Extracted records:
** start **

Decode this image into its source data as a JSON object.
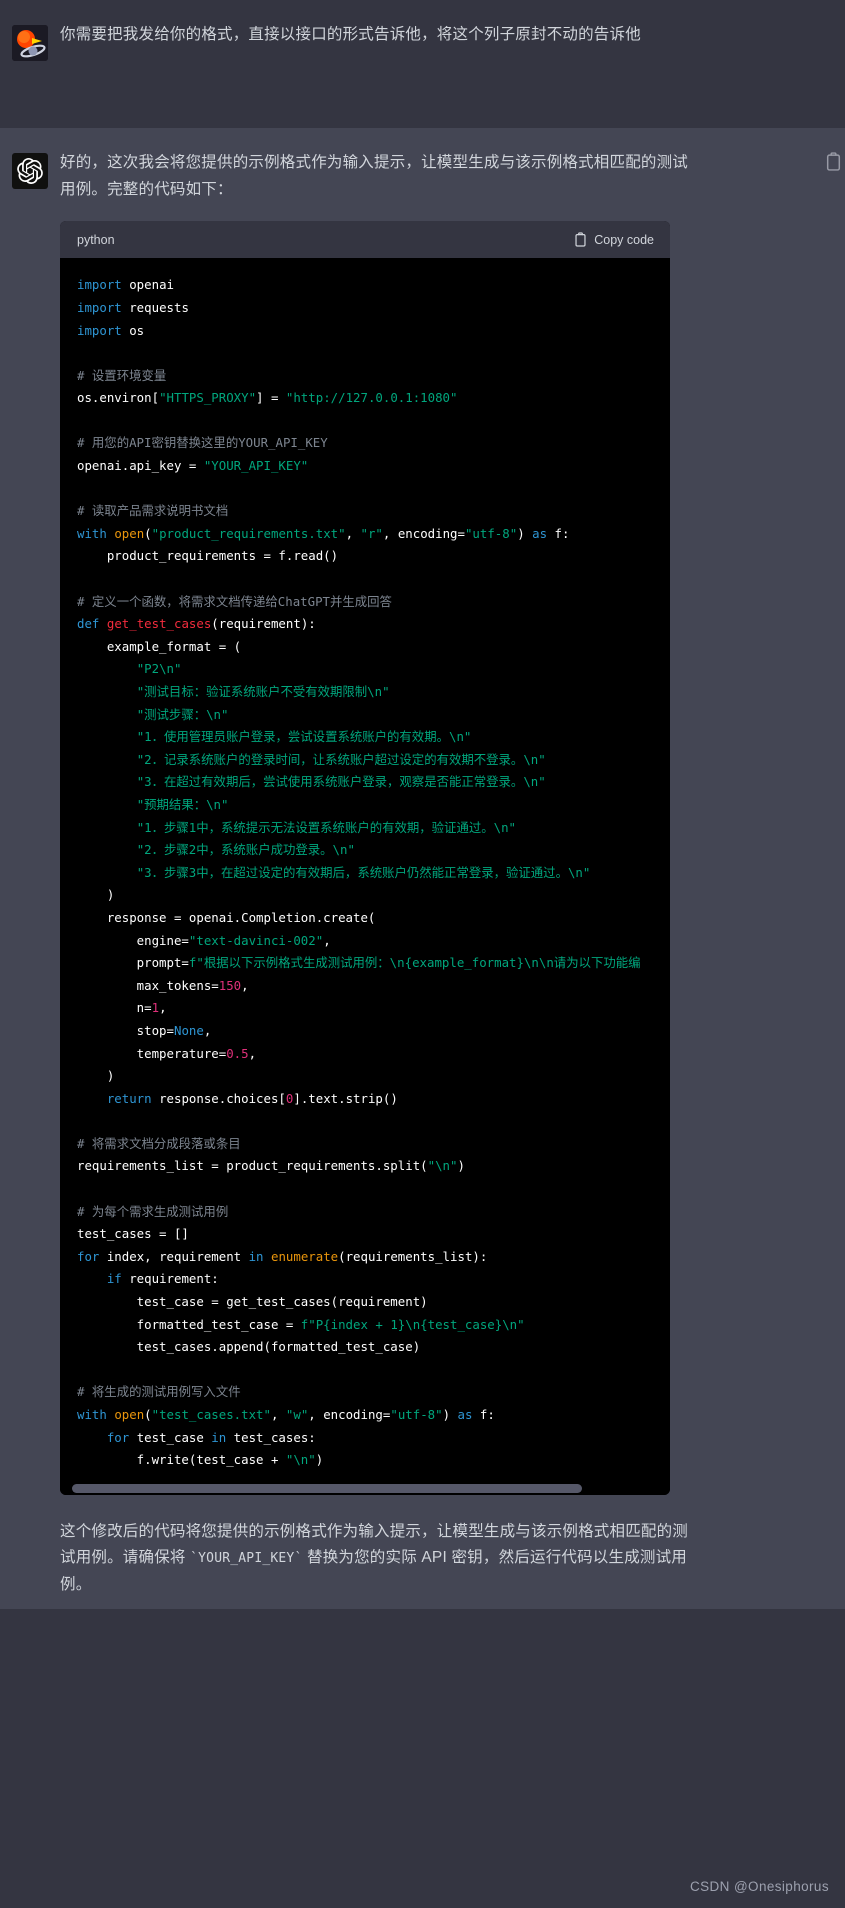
{
  "conversation": {
    "user_message": {
      "avatar_alt": "user-planet-avatar",
      "text": "你需要把我发给你的格式，直接以接口的形式告诉他，将这个列子原封不动的告诉他"
    },
    "assistant_message": {
      "avatar_alt": "openai-logo-avatar",
      "intro_text": "好的，这次我会将您提供的示例格式作为输入提示，让模型生成与该示例格式相匹配的测试用例。完整的代码如下：",
      "copy_icon": "clipboard-icon",
      "code_block": {
        "language": "python",
        "copy_label": "Copy code",
        "copy_icon": "clipboard-icon",
        "code_lines": [
          "import openai",
          "import requests",
          "import os",
          "",
          "# 设置环境变量",
          "os.environ[\"HTTPS_PROXY\"] = \"http://127.0.0.1:1080\"",
          "",
          "# 用您的API密钥替换这里的YOUR_API_KEY",
          "openai.api_key = \"YOUR_API_KEY\"",
          "",
          "# 读取产品需求说明书文档",
          "with open(\"product_requirements.txt\", \"r\", encoding=\"utf-8\") as f:",
          "    product_requirements = f.read()",
          "",
          "# 定义一个函数，将需求文档传递给ChatGPT并生成回答",
          "def get_test_cases(requirement):",
          "    example_format = (",
          "        \"P2\\n\"",
          "        \"测试目标：验证系统账户不受有效期限制\\n\"",
          "        \"测试步骤：\\n\"",
          "        \"1．使用管理员账户登录，尝试设置系统账户的有效期。\\n\"",
          "        \"2．记录系统账户的登录时间，让系统账户超过设定的有效期不登录。\\n\"",
          "        \"3．在超过有效期后，尝试使用系统账户登录，观察是否能正常登录。\\n\"",
          "        \"预期结果：\\n\"",
          "        \"1．步骤1中，系统提示无法设置系统账户的有效期，验证通过。\\n\"",
          "        \"2．步骤2中，系统账户成功登录。\\n\"",
          "        \"3．步骤3中，在超过设定的有效期后，系统账户仍然能正常登录，验证通过。\\n\"",
          "    )",
          "    response = openai.Completion.create(",
          "        engine=\"text-davinci-002\",",
          "        prompt=f\"根据以下示例格式生成测试用例：\\n{example_format}\\n\\n请为以下功能编",
          "        max_tokens=150,",
          "        n=1,",
          "        stop=None,",
          "        temperature=0.5,",
          "    )",
          "    return response.choices[0].text.strip()",
          "",
          "# 将需求文档分成段落或条目",
          "requirements_list = product_requirements.split(\"\\n\")",
          "",
          "# 为每个需求生成测试用例",
          "test_cases = []",
          "for index, requirement in enumerate(requirements_list):",
          "    if requirement:",
          "        test_case = get_test_cases(requirement)",
          "        formatted_test_case = f\"P{index + 1}\\n{test_case}\\n\"",
          "        test_cases.append(formatted_test_case)",
          "",
          "# 将生成的测试用例写入文件",
          "with open(\"test_cases.txt\", \"w\", encoding=\"utf-8\") as f:",
          "    for test_case in test_cases:",
          "        f.write(test_case + \"\\n\")"
        ]
      },
      "closing_text_part1": "这个修改后的代码将您提供的示例格式作为输入提示，让模型生成与该示例格式相匹配的测试用例。请确保将 ",
      "closing_inline_code": "`YOUR_API_KEY`",
      "closing_text_part2": " 替换为您的实际 API 密钥，然后运行代码以生成测试用例。"
    }
  },
  "watermark": "CSDN @Onesiphorus",
  "colors": {
    "user_bg": "#343541",
    "assistant_bg": "#444654",
    "code_bg": "#000000",
    "keyword": "#2e95d3",
    "string": "#00a67d",
    "comment": "#7d8590",
    "function": "#f22c3d",
    "builtin": "#e9950c",
    "number": "#df3079",
    "text": "#d1d5db"
  }
}
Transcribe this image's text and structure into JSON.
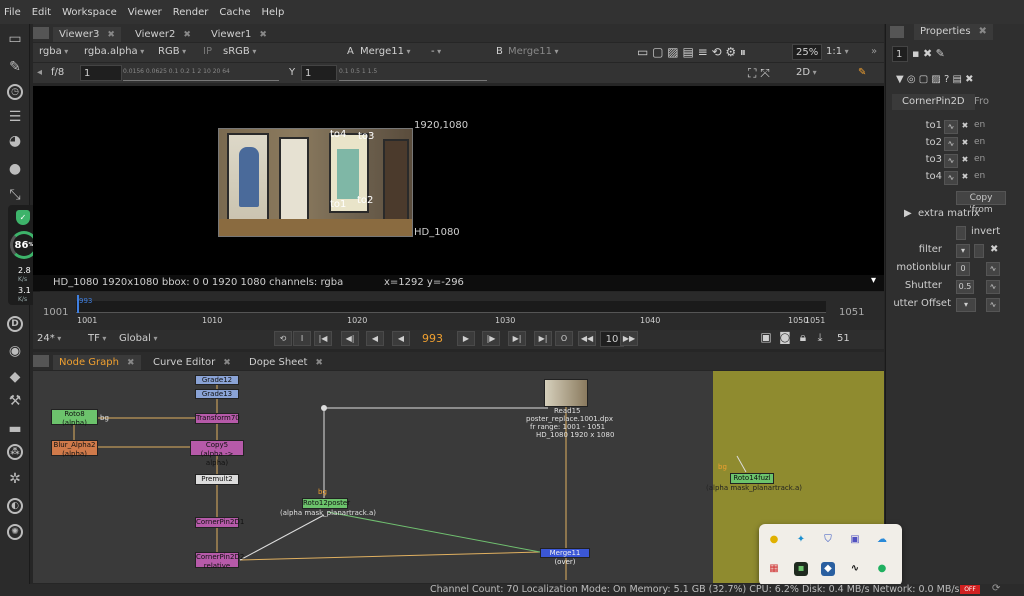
{
  "menu": [
    "File",
    "Edit",
    "Workspace",
    "Viewer",
    "Render",
    "Cache",
    "Help"
  ],
  "viewer_tabs": [
    "Viewer3",
    "Viewer2",
    "Viewer1"
  ],
  "viewer_controls": {
    "channels": "rgba",
    "alpha": "rgba.alpha",
    "display": "RGB",
    "ip": "IP",
    "colorspace": "sRGB",
    "input_a_label": "A",
    "input_a": "Merge11",
    "op": "-",
    "input_b_label": "B",
    "input_b": "Merge11",
    "zoom": "25%",
    "proxy": "1:1"
  },
  "viewer_row2": {
    "fstop": "f/8",
    "frame_label": "1",
    "y_label": "Y",
    "y_value": "1",
    "mode": "2D",
    "gain_ticks": "0.0156 0.0625 0.1 0.2   1   2   10  20 64",
    "gamma_ticks": "0.1   0.5   1   1.5"
  },
  "viewer_overlay": {
    "res_tr": "1920,1080",
    "format": "HD_1080",
    "to4": "to4",
    "to3": "to3",
    "to1": "to1",
    "to2": "to2"
  },
  "info_bar": {
    "left": "HD_1080 1920x1080  bbox: 0 0 1920 1080 channels: rgba",
    "coords": "x=1292 y=-296"
  },
  "timeline": {
    "in_frame": "1001",
    "out_frame": "1051",
    "current_marker": "993",
    "ticks": [
      "1001",
      "1010",
      "1020",
      "1030",
      "1040",
      "1050",
      "1051"
    ],
    "fps": "24*",
    "tf": "TF",
    "scope": "Global",
    "current_frame": "993",
    "step": "10",
    "end_frame": "51"
  },
  "panel_tabs": [
    "Node Graph",
    "Curve Editor",
    "Dope Sheet"
  ],
  "nodes": {
    "grade12": "Grade12",
    "grade13": "Grade13",
    "transform70": "Transform70",
    "roto8": "Roto8",
    "roto8_sub": "(alpha)",
    "blur": "Blur_Alpha2",
    "blur_sub": "(alpha)",
    "copy5": "Copy5",
    "copy5_sub": "(alpha -> alpha)",
    "premult": "Premult2",
    "cornerpin1": "CornerPin2D1",
    "cornerpin2": "CornerPin2D2",
    "cornerpin2_sub": "relative",
    "roto12": "Roto12poster",
    "roto12_sub": "(alpha mask_planartrack.a)",
    "read15": "Read15",
    "read15_file": "poster_replace.1001.dpx",
    "read15_range": "fr range: 1001 - 1051",
    "read15_fmt": "HD_1080 1920 x 1080",
    "merge11": "Merge11 (over)",
    "roto14": "Roto14fuzl",
    "roto14_sub": "(alpha mask_planartrack.a)",
    "bg": "bg",
    "bg2": "bg",
    "bg3": "bg"
  },
  "properties": {
    "title": "Properties",
    "node_name": "CornerPin2D",
    "tab2": "Fro",
    "to_rows": [
      "to1",
      "to2",
      "to3",
      "to4"
    ],
    "copy_from": "Copy 'from",
    "extra_matrix": "extra matrix",
    "invert": "invert",
    "filter": "filter",
    "motionblur": "motionblur",
    "motionblur_val": "0",
    "shutter": "Shutter",
    "shutter_val": "0.5",
    "shutter_offset": "utter Offset",
    "panel_count": "1"
  },
  "netmon": {
    "percent": "86",
    "up": "2.8",
    "down": "3.1",
    "unit": "K/s"
  },
  "status": "Channel Count: 70  Localization Mode: On  Memory: 5.1 GB (32.7%) CPU: 6.2% Disk: 0.4 MB/s Network: 0.0 MB/s",
  "status_badge": "OFF",
  "colors": {
    "roto": "#6cc36c",
    "grade": "#8aa3d6",
    "copy": "#b65aa9",
    "blur": "#d07a4a",
    "merge": "#3b57d6",
    "backdrop": "#8f8b2f",
    "accent": "#f0a030"
  }
}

** end **

Copy the material above in full and exactly, skipping pictures.

Decode this image into its source data as a JSON object.
{
  "conversation": {
    "user_message": {
      "avatar_alt": "user-planet-avatar",
      "text": "你需要把我发给你的格式，直接以接口的形式告诉他，将这个列子原封不动的告诉他"
    },
    "assistant_message": {
      "avatar_alt": "openai-logo-avatar",
      "intro_text": "好的，这次我会将您提供的示例格式作为输入提示，让模型生成与该示例格式相匹配的测试用例。完整的代码如下：",
      "copy_icon": "clipboard-icon",
      "code_block": {
        "language": "python",
        "copy_label": "Copy code",
        "copy_icon": "clipboard-icon",
        "code_lines": [
          "import openai",
          "import requests",
          "import os",
          "",
          "# 设置环境变量",
          "os.environ[\"HTTPS_PROXY\"] = \"http://127.0.0.1:1080\"",
          "",
          "# 用您的API密钥替换这里的YOUR_API_KEY",
          "openai.api_key = \"YOUR_API_KEY\"",
          "",
          "# 读取产品需求说明书文档",
          "with open(\"product_requirements.txt\", \"r\", encoding=\"utf-8\") as f:",
          "    product_requirements = f.read()",
          "",
          "# 定义一个函数，将需求文档传递给ChatGPT并生成回答",
          "def get_test_cases(requirement):",
          "    example_format = (",
          "        \"P2\\n\"",
          "        \"测试目标：验证系统账户不受有效期限制\\n\"",
          "        \"测试步骤：\\n\"",
          "        \"1．使用管理员账户登录，尝试设置系统账户的有效期。\\n\"",
          "        \"2．记录系统账户的登录时间，让系统账户超过设定的有效期不登录。\\n\"",
          "        \"3．在超过有效期后，尝试使用系统账户登录，观察是否能正常登录。\\n\"",
          "        \"预期结果：\\n\"",
          "        \"1．步骤1中，系统提示无法设置系统账户的有效期，验证通过。\\n\"",
          "        \"2．步骤2中，系统账户成功登录。\\n\"",
          "        \"3．步骤3中，在超过设定的有效期后，系统账户仍然能正常登录，验证通过。\\n\"",
          "    )",
          "    response = openai.Completion.create(",
          "        engine=\"text-davinci-002\",",
          "        prompt=f\"根据以下示例格式生成测试用例：\\n{example_format}\\n\\n请为以下功能编",
          "        max_tokens=150,",
          "        n=1,",
          "        stop=None,",
          "        temperature=0.5,",
          "    )",
          "    return response.choices[0].text.strip()",
          "",
          "# 将需求文档分成段落或条目",
          "requirements_list = product_requirements.split(\"\\n\")",
          "",
          "# 为每个需求生成测试用例",
          "test_cases = []",
          "for index, requirement in enumerate(requirements_list):",
          "    if requirement:",
          "        test_case = get_test_cases(requirement)",
          "        formatted_test_case = f\"P{index + 1}\\n{test_case}\\n\"",
          "        test_cases.append(formatted_test_case)",
          "",
          "# 将生成的测试用例写入文件",
          "with open(\"test_cases.txt\", \"w\", encoding=\"utf-8\") as f:",
          "    for test_case in test_cases:",
          "        f.write(test_case + \"\\n\")"
        ]
      },
      "closing_text_part1": "这个修改后的代码将您提供的示例格式作为输入提示，让模型生成与该示例格式相匹配的测试用例。请确保将 ",
      "closing_inline_code": "`YOUR_API_KEY`",
      "closing_text_part2": " 替换为您的实际 API 密钥，然后运行代码以生成测试用例。"
    }
  },
  "watermark": "CSDN @Onesiphorus",
  "colors": {
    "user_bg": "#343541",
    "assistant_bg": "#444654",
    "code_bg": "#000000",
    "keyword": "#2e95d3",
    "string": "#00a67d",
    "comment": "#7d8590",
    "function": "#f22c3d",
    "builtin": "#e9950c",
    "number": "#df3079",
    "text": "#d1d5db"
  }
}
Transcribe this image's text and structure into JSON.
{
  "menu": [
    "File",
    "Edit",
    "Workspace",
    "Viewer",
    "Render",
    "Cache",
    "Help"
  ],
  "viewer_tabs": [
    "Viewer3",
    "Viewer2",
    "Viewer1"
  ],
  "viewer_controls": {
    "channels": "rgba",
    "alpha": "rgba.alpha",
    "display": "RGB",
    "ip": "IP",
    "colorspace": "sRGB",
    "input_a_label": "A",
    "input_a": "Merge11",
    "op": "-",
    "input_b_label": "B",
    "input_b": "Merge11",
    "zoom": "25%",
    "proxy": "1:1"
  },
  "viewer_row2": {
    "fstop": "f/8",
    "frame_label": "1",
    "y_label": "Y",
    "y_value": "1",
    "mode": "2D",
    "gain_ticks": "0.0156 0.0625 0.1 0.2   1   2   10  20 64",
    "gamma_ticks": "0.1   0.5   1   1.5"
  },
  "viewer_overlay": {
    "res_tr": "1920,1080",
    "format": "HD_1080",
    "to4": "to4",
    "to3": "to3",
    "to1": "to1",
    "to2": "to2"
  },
  "info_bar": {
    "left": "HD_1080 1920x1080  bbox: 0 0 1920 1080 channels: rgba",
    "coords": "x=1292 y=-296"
  },
  "timeline": {
    "in_frame": "1001",
    "out_frame": "1051",
    "current_marker": "993",
    "ticks": [
      "1001",
      "1010",
      "1020",
      "1030",
      "1040",
      "1050",
      "1051"
    ],
    "fps": "24*",
    "tf": "TF",
    "scope": "Global",
    "current_frame": "993",
    "step": "10",
    "end_frame": "51"
  },
  "panel_tabs": [
    "Node Graph",
    "Curve Editor",
    "Dope Sheet"
  ],
  "nodes": {
    "grade12": "Grade12",
    "grade13": "Grade13",
    "transform70": "Transform70",
    "roto8": "Roto8",
    "roto8_sub": "(alpha)",
    "blur": "Blur_Alpha2",
    "blur_sub": "(alpha)",
    "copy5": "Copy5",
    "copy5_sub": "(alpha -> alpha)",
    "premult": "Premult2",
    "cornerpin1": "CornerPin2D1",
    "cornerpin2": "CornerPin2D2",
    "cornerpin2_sub": "relative",
    "roto12": "Roto12poster",
    "roto12_sub": "(alpha mask_planartrack.a)",
    "read15": "Read15",
    "read15_file": "poster_replace.1001.dpx",
    "read15_range": "fr range: 1001 - 1051",
    "read15_fmt": "HD_1080 1920 x 1080",
    "merge11": "Merge11 (over)",
    "roto14": "Roto14fuzl",
    "roto14_sub": "(alpha mask_planartrack.a)",
    "bg": "bg",
    "bg2": "bg",
    "bg3": "bg"
  },
  "properties": {
    "title": "Properties",
    "node_name": "CornerPin2D",
    "tab2": "Fro",
    "to_rows": [
      "to1",
      "to2",
      "to3",
      "to4"
    ],
    "copy_from": "Copy 'from",
    "extra_matrix": "extra matrix",
    "invert": "invert",
    "filter": "filter",
    "motionblur": "motionblur",
    "motionblur_val": "0",
    "shutter": "Shutter",
    "shutter_val": "0.5",
    "shutter_offset": "utter Offset",
    "panel_count": "1"
  },
  "netmon": {
    "percent": "86",
    "up": "2.8",
    "down": "3.1",
    "unit": "K/s"
  },
  "status": "Channel Count: 70  Localization Mode: On  Memory: 5.1 GB (32.7%) CPU: 6.2% Disk: 0.4 MB/s Network: 0.0 MB/s",
  "status_badge": "OFF",
  "colors": {
    "roto": "#6cc36c",
    "grade": "#8aa3d6",
    "copy": "#b65aa9",
    "blur": "#d07a4a",
    "merge": "#3b57d6",
    "backdrop": "#8f8b2f",
    "accent": "#f0a030"
  }
}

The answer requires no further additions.